— PROVIDED RECORDS —
=======
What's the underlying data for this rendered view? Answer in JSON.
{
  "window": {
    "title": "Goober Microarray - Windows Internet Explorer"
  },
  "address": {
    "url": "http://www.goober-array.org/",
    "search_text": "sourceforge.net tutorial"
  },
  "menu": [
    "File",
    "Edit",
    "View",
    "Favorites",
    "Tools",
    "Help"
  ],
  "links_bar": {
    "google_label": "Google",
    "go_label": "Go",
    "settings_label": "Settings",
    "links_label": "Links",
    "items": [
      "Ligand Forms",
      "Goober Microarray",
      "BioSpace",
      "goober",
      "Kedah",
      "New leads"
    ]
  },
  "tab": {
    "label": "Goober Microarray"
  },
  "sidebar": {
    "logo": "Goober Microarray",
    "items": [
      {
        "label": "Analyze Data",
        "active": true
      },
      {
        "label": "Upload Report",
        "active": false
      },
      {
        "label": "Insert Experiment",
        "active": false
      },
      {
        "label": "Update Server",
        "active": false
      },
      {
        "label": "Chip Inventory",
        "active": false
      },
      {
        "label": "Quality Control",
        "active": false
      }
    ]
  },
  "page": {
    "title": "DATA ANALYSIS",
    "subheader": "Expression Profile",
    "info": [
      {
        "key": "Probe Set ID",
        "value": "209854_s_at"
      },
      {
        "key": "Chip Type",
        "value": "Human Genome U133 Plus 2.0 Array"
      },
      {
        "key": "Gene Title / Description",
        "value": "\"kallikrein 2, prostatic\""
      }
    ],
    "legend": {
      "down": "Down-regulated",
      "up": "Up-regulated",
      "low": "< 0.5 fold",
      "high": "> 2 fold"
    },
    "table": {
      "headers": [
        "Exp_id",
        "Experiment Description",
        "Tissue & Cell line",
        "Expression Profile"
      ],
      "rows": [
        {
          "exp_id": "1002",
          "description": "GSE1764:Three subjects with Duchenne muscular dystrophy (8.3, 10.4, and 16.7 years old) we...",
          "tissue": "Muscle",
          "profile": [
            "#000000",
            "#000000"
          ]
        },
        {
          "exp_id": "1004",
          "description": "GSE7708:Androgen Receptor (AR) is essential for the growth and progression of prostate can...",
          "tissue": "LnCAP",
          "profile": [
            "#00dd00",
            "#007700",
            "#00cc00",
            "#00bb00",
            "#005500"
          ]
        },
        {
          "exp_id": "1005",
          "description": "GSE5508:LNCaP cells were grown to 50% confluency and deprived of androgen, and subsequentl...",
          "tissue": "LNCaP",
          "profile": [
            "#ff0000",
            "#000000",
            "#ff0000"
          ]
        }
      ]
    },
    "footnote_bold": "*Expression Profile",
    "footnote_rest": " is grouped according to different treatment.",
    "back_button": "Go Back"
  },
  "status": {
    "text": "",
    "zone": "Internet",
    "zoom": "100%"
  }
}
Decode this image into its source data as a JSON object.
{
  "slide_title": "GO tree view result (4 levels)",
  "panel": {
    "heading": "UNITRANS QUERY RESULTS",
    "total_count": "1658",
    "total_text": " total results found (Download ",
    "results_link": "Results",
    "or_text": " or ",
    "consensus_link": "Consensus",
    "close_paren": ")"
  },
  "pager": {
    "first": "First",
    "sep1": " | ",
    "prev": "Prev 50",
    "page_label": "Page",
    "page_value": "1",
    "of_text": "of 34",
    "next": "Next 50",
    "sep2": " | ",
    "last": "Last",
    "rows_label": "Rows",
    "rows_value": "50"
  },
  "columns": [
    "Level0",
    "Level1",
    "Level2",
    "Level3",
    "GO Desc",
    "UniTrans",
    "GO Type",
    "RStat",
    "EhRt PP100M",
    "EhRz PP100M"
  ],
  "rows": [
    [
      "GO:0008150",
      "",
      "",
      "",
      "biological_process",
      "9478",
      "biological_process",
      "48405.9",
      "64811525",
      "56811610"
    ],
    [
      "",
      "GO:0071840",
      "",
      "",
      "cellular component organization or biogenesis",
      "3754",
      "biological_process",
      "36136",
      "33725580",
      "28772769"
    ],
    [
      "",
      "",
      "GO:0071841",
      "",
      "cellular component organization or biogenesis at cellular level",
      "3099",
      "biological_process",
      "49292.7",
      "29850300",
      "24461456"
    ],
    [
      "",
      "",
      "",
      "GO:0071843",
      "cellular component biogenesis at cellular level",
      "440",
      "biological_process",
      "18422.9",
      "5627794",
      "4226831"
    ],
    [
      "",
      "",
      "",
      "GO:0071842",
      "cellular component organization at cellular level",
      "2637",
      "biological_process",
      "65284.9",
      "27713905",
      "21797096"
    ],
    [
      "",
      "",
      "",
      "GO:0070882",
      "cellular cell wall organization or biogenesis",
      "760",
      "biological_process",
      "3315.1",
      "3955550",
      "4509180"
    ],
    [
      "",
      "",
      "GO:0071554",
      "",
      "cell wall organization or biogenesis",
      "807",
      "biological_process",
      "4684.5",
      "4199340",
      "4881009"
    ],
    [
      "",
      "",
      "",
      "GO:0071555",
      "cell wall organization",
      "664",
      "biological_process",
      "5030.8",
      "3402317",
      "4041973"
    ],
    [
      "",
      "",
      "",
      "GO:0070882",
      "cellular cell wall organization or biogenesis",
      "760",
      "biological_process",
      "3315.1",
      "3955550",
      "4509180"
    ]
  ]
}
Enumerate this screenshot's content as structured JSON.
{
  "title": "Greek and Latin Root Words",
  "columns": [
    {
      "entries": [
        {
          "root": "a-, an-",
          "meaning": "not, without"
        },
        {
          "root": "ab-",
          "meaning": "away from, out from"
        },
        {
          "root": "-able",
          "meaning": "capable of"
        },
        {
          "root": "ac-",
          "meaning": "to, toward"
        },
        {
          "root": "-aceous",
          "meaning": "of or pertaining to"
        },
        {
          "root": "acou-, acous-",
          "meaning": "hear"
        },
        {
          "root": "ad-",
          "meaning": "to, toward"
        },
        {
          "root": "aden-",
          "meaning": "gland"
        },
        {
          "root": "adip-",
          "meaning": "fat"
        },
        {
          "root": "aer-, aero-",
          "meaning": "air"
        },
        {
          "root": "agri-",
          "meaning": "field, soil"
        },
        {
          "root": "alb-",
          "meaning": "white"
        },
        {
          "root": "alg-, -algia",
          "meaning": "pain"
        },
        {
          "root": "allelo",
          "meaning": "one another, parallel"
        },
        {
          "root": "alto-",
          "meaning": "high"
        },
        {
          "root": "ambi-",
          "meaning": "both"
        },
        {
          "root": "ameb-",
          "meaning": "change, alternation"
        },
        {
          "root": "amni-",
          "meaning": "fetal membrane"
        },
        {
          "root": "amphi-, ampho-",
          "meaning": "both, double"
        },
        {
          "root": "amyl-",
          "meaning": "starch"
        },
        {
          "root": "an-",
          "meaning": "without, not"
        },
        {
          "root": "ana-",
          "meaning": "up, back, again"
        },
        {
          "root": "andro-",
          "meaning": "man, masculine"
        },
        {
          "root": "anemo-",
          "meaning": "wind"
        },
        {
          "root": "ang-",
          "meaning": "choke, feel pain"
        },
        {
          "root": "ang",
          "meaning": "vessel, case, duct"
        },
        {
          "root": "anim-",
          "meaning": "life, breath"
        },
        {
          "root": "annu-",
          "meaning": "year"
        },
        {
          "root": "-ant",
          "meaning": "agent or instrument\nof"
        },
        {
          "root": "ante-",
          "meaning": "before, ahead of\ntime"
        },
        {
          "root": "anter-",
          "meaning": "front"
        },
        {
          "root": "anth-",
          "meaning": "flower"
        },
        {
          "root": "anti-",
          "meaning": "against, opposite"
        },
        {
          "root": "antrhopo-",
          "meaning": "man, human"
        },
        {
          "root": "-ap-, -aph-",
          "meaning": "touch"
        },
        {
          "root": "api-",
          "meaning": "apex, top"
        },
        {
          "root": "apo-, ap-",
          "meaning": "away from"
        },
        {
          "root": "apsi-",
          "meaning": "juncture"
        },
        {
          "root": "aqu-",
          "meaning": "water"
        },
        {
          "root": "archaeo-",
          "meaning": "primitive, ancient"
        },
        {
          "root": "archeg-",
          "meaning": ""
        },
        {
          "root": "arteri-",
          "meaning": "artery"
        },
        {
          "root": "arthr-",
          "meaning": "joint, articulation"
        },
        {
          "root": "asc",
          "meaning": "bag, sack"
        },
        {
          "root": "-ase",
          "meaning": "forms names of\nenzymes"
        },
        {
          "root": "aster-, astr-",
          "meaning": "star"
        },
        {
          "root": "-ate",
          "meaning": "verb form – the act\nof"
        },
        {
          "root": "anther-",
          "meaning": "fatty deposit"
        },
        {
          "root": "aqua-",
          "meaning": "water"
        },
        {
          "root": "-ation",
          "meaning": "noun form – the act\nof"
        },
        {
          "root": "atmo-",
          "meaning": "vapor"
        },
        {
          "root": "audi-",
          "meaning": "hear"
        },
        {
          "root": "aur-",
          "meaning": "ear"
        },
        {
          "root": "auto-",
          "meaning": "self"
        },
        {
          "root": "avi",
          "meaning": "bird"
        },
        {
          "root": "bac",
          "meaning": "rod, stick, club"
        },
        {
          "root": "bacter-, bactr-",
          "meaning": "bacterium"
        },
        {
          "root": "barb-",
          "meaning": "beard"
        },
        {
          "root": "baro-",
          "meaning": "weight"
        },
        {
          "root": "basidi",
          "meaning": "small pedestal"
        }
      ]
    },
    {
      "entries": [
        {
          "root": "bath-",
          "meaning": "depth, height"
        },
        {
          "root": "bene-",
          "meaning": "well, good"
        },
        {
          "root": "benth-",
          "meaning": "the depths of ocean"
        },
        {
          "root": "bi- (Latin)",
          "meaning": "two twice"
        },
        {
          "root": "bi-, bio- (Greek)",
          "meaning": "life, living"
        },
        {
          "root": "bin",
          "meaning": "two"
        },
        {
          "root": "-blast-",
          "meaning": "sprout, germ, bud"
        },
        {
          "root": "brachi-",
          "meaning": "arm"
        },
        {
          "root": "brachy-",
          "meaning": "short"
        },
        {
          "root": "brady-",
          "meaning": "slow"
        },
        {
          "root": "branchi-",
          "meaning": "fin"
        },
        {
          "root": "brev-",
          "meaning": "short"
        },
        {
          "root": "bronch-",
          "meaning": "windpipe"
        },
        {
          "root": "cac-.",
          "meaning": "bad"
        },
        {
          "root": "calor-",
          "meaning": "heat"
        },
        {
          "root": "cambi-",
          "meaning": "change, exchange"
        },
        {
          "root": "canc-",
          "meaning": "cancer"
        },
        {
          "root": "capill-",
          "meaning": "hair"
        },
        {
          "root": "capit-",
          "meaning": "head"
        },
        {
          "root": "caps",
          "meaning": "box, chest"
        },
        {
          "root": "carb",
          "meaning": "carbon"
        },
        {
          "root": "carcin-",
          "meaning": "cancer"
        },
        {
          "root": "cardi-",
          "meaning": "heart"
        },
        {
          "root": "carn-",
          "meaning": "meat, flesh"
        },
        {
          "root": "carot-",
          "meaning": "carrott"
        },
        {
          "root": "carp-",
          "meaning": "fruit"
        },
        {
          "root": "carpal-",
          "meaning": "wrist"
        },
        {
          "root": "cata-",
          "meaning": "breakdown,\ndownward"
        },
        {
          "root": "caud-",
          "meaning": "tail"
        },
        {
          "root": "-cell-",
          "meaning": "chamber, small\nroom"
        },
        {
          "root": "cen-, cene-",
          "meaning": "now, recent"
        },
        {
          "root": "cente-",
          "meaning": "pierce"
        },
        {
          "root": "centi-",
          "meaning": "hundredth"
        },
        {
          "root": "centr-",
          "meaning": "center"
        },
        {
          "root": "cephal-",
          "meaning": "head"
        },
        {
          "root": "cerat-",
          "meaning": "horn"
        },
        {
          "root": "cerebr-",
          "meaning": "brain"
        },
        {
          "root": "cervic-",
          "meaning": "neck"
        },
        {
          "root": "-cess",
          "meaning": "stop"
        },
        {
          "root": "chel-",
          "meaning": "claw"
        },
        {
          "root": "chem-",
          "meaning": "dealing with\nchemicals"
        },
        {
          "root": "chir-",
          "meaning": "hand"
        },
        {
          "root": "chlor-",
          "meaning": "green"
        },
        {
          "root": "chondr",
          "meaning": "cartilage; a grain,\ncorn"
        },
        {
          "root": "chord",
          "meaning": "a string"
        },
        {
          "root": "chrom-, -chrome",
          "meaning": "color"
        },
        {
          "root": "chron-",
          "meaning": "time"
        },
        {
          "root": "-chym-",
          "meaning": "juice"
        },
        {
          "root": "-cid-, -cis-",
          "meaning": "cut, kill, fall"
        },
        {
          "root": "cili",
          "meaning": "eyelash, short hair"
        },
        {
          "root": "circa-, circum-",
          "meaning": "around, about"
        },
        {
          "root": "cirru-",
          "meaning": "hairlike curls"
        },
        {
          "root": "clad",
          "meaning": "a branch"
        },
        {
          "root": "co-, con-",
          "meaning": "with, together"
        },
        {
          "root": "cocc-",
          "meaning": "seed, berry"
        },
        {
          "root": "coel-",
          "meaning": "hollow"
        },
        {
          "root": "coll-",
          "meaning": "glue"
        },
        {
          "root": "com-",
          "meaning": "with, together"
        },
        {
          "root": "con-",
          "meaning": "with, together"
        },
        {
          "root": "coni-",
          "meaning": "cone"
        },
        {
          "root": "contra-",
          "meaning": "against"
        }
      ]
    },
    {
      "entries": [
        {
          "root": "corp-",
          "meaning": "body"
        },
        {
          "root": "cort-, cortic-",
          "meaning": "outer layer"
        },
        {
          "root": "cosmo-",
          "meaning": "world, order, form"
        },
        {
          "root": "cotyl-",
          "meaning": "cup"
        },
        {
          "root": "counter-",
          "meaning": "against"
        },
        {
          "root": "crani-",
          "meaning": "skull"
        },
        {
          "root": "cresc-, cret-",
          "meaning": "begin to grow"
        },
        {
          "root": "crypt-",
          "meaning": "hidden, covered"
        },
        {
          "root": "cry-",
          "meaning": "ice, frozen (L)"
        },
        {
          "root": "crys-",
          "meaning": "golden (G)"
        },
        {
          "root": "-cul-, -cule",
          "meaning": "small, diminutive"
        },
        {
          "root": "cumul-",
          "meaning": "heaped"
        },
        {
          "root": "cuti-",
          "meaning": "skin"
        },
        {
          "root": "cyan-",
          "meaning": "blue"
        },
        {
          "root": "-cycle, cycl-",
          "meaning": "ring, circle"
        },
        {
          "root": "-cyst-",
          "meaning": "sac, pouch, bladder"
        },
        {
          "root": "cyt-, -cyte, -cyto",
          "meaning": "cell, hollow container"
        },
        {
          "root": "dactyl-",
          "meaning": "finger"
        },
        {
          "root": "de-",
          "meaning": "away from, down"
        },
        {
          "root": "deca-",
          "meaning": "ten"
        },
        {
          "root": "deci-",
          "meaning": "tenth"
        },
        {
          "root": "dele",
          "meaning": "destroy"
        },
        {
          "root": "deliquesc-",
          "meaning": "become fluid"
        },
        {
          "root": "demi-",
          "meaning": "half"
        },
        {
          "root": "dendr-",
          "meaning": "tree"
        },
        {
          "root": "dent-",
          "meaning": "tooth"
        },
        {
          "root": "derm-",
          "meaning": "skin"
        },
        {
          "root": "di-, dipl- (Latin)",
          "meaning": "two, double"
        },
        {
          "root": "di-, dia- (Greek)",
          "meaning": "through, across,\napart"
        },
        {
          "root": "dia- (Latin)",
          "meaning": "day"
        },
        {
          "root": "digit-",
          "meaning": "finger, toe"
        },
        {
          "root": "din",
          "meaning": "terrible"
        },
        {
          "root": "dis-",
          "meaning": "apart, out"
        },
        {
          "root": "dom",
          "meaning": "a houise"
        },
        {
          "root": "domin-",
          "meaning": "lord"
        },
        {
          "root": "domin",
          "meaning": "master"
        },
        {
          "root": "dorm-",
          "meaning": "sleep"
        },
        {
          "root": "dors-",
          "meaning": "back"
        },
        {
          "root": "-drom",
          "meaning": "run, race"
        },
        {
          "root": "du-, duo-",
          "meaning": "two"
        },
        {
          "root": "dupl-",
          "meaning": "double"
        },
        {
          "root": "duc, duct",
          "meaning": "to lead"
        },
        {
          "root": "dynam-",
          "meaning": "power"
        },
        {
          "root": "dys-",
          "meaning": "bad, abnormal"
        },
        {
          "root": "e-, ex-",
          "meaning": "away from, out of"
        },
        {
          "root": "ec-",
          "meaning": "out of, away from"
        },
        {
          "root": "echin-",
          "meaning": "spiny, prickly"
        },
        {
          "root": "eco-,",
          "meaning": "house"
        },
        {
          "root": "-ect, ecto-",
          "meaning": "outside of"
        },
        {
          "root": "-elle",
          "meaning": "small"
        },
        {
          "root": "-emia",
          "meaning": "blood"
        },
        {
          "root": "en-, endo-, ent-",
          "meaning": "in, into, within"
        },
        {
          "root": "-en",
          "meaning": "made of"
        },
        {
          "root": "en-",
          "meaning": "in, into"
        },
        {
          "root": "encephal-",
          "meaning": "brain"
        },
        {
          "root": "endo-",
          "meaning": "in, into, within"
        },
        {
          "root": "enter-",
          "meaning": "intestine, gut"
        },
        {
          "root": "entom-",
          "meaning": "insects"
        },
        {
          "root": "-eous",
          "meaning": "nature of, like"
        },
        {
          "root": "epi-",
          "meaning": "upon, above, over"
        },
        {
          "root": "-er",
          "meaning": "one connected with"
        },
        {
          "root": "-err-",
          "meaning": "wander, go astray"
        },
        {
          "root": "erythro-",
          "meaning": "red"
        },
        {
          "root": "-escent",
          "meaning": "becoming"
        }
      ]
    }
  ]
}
=======
— TASK OBJECTIVE —
From the records above, pull every line that carries the word "pain".

— TASK SOLUTION —
          "meaning": "pain"
          "meaning": "choke, feel pain"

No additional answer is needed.